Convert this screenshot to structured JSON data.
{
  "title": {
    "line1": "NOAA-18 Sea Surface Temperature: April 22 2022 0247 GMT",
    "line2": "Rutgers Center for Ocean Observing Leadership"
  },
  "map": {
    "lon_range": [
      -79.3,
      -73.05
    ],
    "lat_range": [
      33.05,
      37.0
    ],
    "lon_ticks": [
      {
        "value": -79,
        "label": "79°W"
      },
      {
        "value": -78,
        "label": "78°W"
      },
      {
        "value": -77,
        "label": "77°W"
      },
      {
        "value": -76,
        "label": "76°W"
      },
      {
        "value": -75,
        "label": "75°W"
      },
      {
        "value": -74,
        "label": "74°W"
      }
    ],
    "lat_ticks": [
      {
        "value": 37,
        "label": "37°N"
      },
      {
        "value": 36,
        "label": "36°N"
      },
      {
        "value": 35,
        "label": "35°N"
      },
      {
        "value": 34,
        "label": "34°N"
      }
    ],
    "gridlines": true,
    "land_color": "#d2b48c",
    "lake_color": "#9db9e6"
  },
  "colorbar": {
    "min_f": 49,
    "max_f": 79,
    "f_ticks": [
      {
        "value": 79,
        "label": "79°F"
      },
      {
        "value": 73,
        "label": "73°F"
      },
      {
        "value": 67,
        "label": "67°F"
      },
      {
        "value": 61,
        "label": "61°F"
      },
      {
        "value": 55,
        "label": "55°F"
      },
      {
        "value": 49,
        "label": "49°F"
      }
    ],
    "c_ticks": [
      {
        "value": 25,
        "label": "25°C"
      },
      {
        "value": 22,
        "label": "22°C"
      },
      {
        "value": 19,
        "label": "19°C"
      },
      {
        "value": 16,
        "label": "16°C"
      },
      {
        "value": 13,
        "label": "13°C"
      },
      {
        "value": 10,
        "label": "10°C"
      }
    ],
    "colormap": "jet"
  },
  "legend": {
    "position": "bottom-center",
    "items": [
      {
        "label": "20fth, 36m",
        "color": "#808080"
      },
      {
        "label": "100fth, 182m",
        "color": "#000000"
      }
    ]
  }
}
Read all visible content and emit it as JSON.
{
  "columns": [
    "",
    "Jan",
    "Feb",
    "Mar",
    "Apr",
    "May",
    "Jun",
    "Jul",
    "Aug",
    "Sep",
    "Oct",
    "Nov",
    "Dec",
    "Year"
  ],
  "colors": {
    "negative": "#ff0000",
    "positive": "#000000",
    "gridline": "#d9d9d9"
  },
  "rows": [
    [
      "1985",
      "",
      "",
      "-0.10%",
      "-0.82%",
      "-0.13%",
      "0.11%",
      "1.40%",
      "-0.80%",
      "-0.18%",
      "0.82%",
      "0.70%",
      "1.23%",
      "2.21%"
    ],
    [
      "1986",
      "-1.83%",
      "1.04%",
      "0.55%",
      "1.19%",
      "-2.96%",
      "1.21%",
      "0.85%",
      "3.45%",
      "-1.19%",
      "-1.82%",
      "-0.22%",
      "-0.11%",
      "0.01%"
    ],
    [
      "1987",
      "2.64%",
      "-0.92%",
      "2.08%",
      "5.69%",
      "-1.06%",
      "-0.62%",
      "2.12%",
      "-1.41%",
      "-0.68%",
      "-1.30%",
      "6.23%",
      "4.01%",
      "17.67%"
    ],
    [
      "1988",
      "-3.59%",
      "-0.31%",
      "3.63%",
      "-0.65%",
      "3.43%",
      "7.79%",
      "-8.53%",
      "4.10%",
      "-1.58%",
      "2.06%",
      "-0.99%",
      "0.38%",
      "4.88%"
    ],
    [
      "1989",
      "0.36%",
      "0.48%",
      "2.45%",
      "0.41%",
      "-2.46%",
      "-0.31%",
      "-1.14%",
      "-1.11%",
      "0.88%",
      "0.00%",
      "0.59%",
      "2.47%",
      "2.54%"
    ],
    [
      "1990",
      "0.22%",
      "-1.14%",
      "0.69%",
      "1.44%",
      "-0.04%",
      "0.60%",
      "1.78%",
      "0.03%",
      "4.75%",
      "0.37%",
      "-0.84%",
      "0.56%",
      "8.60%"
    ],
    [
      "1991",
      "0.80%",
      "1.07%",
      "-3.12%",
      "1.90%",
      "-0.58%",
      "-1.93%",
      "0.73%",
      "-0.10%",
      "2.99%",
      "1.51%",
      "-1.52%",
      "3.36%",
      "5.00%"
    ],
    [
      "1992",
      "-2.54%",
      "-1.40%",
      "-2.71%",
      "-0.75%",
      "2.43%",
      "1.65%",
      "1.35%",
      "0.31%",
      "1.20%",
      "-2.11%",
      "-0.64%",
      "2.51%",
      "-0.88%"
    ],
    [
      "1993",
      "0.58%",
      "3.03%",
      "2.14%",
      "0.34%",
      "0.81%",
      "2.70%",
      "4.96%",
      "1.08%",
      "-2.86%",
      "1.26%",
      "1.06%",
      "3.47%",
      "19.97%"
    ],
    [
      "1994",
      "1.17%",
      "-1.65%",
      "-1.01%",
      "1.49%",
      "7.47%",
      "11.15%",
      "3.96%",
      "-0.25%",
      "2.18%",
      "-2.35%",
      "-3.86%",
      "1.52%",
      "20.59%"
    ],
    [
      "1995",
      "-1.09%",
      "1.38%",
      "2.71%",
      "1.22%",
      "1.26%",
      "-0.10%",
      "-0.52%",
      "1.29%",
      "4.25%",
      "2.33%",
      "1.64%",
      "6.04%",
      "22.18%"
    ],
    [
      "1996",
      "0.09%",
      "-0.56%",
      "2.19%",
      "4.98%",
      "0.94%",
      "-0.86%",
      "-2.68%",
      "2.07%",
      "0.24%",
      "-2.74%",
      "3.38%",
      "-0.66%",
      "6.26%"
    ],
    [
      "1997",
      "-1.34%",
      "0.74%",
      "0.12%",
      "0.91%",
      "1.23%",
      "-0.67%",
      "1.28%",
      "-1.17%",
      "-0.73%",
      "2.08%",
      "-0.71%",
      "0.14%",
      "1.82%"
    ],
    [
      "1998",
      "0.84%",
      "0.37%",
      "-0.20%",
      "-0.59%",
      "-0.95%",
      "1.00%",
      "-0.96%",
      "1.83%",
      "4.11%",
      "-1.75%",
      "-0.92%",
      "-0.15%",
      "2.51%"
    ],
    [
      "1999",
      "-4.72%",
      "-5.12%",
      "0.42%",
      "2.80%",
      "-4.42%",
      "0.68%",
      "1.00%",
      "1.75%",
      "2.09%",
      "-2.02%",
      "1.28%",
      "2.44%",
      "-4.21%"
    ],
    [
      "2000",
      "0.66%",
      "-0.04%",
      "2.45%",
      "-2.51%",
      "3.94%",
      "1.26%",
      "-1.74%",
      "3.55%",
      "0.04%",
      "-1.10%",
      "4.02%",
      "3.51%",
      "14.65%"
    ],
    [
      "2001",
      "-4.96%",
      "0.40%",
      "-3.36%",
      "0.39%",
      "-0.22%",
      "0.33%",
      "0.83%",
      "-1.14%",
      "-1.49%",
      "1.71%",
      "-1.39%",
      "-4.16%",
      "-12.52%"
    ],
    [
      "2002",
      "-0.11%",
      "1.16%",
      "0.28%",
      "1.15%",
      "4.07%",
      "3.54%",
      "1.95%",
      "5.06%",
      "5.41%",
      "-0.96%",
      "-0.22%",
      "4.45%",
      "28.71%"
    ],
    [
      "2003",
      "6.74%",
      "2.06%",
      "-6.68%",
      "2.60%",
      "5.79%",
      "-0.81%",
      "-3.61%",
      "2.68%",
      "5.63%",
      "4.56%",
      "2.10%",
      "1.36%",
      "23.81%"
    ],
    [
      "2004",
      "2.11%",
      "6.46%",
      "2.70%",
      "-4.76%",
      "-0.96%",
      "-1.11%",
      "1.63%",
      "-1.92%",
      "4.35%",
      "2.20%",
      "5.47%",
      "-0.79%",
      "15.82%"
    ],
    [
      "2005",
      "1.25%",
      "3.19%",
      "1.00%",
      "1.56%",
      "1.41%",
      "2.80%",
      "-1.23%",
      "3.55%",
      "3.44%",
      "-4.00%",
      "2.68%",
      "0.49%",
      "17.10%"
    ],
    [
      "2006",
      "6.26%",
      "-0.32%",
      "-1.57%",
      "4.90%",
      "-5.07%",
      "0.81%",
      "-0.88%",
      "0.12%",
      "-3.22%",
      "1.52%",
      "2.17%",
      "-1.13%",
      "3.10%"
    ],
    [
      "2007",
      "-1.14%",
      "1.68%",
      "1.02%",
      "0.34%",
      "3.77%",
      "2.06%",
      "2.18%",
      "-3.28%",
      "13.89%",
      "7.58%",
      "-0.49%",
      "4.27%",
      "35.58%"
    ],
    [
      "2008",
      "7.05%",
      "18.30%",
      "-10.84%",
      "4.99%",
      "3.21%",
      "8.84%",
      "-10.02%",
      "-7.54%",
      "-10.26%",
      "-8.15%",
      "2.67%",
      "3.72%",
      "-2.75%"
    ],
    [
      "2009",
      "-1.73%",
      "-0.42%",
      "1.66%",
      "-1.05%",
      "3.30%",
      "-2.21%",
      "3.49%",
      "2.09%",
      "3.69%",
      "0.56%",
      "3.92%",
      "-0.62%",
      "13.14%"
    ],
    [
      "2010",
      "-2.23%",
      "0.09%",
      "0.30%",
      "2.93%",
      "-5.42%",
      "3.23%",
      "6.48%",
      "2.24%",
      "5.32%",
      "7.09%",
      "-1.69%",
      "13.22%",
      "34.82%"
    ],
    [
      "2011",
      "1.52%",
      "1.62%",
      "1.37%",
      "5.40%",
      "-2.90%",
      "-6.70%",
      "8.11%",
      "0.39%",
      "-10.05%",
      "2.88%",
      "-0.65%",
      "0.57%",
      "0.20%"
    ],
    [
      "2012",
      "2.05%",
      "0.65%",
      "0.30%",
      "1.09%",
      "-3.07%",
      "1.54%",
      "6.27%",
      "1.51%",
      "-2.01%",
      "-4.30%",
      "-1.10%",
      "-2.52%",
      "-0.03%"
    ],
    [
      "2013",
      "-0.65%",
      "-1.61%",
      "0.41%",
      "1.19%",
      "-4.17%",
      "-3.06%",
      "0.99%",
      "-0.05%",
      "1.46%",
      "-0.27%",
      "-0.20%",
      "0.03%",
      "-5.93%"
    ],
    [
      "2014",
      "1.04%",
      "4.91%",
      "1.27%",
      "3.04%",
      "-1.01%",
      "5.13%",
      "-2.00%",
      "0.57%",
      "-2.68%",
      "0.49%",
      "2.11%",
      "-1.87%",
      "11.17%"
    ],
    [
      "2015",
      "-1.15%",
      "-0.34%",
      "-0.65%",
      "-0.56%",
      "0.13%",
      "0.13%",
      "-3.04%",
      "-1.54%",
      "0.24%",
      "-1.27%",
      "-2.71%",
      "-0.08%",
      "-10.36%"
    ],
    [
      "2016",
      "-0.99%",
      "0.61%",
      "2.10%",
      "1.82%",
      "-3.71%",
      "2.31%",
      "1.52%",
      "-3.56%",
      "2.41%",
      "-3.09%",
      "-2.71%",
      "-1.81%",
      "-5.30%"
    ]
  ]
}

* Set exercise: Search the records above for "JSON". Copy each line where it is found.

* Exercise result:
Convert this screenshot to structured JSON data.
Read all visible content and emit it as JSON.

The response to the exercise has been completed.